### WORK ORDER
Gather up every line from the entries below that uses the word "membrane".

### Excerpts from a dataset
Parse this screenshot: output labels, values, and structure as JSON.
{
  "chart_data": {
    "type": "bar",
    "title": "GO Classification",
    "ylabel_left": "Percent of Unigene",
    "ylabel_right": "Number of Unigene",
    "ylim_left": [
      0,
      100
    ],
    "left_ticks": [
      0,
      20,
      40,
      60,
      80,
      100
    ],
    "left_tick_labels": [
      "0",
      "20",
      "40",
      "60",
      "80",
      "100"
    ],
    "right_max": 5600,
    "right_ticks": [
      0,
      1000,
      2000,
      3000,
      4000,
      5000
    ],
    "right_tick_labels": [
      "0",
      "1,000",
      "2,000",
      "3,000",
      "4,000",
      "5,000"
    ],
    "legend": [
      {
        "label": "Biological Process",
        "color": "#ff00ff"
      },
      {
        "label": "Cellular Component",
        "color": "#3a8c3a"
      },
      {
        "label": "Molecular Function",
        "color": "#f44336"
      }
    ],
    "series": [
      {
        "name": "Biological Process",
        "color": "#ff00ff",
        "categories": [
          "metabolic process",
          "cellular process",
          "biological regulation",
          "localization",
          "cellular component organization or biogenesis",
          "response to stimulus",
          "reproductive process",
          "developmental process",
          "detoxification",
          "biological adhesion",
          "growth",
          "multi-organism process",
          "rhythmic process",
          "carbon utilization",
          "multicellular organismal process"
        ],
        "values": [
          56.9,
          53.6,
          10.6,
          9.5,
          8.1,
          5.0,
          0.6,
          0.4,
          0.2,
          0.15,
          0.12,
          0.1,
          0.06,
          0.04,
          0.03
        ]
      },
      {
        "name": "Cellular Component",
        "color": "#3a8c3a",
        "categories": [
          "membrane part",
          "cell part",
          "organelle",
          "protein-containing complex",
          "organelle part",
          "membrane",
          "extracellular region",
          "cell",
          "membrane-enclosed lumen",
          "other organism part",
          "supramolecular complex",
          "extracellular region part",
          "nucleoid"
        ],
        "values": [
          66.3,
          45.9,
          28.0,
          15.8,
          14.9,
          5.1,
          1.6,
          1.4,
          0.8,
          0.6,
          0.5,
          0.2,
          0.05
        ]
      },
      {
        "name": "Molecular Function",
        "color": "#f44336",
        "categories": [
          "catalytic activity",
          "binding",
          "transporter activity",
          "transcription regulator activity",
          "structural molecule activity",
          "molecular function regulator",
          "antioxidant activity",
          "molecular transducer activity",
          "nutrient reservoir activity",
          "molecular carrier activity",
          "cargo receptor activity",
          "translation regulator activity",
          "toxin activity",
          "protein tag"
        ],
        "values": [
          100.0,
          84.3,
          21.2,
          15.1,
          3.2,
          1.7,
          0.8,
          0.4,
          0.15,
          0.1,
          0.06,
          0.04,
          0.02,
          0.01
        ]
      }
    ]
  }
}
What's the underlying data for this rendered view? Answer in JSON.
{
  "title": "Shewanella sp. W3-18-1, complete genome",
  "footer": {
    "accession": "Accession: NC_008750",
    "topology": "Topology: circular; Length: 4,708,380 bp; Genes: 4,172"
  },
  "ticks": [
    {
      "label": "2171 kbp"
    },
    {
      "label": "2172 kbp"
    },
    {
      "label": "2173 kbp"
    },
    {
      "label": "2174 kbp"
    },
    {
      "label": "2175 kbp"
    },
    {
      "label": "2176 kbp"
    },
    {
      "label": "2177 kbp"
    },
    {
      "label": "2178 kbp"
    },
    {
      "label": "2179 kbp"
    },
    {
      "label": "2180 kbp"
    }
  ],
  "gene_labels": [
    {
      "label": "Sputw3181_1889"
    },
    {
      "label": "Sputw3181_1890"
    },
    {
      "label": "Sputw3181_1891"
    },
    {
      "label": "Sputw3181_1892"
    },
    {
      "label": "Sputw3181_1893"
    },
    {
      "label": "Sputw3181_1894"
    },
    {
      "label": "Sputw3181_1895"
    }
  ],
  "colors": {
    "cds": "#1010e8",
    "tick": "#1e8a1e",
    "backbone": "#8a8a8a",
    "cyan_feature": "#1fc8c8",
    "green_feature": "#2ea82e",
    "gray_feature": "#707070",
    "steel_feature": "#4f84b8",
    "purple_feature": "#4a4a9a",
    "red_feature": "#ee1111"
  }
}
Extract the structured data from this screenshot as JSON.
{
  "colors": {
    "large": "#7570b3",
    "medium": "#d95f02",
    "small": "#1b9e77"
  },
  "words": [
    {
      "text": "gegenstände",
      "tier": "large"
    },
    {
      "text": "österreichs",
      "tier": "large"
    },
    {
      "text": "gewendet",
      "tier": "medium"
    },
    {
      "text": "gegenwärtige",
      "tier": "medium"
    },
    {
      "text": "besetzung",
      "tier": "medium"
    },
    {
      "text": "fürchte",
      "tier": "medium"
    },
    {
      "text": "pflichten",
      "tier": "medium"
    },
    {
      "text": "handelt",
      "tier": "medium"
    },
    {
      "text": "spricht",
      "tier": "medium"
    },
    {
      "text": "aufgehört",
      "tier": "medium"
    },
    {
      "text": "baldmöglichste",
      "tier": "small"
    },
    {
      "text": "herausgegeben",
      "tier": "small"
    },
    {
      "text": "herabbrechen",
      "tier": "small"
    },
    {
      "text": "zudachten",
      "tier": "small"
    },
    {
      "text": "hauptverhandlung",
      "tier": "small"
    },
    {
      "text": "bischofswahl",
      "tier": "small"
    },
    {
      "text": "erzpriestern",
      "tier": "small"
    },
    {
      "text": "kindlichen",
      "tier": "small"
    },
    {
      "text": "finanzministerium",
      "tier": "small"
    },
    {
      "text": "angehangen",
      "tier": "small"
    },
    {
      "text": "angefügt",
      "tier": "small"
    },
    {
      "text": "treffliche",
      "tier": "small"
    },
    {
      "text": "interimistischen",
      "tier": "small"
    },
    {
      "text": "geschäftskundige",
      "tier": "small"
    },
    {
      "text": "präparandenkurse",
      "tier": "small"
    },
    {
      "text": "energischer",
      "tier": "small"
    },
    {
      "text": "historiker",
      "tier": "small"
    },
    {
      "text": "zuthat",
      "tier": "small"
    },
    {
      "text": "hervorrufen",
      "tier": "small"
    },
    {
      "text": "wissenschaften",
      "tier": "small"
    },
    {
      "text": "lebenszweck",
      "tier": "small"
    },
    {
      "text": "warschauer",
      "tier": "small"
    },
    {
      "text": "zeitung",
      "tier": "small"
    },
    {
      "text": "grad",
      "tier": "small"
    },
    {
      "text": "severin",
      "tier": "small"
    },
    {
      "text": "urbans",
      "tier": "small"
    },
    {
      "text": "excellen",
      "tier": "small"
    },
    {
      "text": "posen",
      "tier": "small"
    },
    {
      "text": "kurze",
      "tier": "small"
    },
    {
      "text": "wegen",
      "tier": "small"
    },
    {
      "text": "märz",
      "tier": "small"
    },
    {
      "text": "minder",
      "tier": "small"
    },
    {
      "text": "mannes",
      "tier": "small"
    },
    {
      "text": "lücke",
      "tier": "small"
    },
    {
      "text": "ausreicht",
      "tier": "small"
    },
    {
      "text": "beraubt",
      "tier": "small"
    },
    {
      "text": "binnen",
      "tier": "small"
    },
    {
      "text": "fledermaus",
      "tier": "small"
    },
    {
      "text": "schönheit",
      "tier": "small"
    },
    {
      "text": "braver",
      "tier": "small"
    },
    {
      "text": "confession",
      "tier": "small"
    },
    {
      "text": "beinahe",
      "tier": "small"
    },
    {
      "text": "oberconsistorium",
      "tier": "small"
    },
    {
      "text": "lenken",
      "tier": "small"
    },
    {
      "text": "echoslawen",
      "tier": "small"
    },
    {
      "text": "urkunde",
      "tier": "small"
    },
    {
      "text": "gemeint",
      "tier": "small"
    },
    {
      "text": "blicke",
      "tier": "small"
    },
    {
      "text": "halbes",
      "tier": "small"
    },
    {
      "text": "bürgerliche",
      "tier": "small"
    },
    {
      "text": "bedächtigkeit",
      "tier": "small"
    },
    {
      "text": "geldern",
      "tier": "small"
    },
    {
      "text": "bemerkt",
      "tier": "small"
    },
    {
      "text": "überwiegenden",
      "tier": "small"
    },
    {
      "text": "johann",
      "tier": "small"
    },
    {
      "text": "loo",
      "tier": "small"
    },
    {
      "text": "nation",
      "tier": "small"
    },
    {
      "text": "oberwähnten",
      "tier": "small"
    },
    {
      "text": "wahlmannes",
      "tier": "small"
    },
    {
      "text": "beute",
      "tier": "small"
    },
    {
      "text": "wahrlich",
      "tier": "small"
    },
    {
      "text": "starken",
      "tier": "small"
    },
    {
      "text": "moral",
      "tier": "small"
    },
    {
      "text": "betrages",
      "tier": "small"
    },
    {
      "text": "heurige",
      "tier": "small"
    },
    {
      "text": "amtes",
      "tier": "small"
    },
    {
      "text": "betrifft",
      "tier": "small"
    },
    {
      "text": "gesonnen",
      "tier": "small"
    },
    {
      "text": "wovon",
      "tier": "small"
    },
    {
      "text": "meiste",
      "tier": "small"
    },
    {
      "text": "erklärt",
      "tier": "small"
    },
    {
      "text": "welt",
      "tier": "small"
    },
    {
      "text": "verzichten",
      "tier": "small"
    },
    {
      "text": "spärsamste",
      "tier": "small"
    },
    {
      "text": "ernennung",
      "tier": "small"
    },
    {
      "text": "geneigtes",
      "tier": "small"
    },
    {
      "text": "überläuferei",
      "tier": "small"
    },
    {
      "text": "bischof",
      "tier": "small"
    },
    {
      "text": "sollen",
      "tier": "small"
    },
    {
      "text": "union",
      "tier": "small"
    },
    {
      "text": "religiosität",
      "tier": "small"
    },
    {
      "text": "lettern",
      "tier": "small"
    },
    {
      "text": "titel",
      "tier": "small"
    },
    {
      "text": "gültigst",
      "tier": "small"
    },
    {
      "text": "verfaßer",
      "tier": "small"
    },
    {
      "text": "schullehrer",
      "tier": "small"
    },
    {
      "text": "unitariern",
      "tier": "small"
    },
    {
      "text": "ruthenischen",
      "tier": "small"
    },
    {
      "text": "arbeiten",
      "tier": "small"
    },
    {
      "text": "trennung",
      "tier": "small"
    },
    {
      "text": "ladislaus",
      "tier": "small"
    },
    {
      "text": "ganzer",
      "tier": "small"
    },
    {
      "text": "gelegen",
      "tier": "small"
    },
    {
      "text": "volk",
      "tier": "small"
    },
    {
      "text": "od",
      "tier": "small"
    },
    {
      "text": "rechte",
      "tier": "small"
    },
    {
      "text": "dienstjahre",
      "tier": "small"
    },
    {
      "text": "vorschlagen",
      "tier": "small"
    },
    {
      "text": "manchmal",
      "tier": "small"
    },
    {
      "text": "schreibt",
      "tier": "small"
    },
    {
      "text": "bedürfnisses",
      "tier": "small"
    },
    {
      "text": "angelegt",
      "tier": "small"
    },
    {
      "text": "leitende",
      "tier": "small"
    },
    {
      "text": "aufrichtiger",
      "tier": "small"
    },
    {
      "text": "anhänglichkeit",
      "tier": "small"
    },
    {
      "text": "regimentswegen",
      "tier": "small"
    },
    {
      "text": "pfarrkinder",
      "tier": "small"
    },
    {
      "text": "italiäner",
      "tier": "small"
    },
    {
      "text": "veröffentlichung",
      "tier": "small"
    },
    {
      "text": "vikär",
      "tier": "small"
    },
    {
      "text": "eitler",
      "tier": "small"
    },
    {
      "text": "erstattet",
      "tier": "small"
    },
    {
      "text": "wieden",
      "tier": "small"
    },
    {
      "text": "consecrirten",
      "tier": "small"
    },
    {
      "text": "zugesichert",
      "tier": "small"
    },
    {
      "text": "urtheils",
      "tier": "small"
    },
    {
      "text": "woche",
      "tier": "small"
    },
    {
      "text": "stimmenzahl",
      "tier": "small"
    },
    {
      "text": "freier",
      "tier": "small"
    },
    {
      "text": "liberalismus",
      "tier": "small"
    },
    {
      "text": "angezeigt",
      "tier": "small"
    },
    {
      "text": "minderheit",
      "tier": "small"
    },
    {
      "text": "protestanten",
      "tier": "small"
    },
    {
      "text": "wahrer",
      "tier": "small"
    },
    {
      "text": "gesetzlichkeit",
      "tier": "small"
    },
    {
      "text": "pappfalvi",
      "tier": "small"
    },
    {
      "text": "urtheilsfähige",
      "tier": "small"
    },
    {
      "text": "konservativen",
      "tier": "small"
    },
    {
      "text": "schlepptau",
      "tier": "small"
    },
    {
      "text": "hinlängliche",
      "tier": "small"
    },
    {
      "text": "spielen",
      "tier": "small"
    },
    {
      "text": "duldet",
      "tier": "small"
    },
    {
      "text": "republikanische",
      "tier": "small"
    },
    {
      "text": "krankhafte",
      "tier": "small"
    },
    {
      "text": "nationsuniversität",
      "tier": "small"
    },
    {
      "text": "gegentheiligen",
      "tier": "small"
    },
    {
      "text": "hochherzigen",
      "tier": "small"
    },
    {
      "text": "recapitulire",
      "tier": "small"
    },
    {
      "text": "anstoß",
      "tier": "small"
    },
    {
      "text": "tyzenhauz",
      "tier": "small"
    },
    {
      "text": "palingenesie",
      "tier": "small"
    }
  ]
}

### WORKED SOLUTION
          "membrane part",
          "membrane",
          "membrane-enclosed lumen",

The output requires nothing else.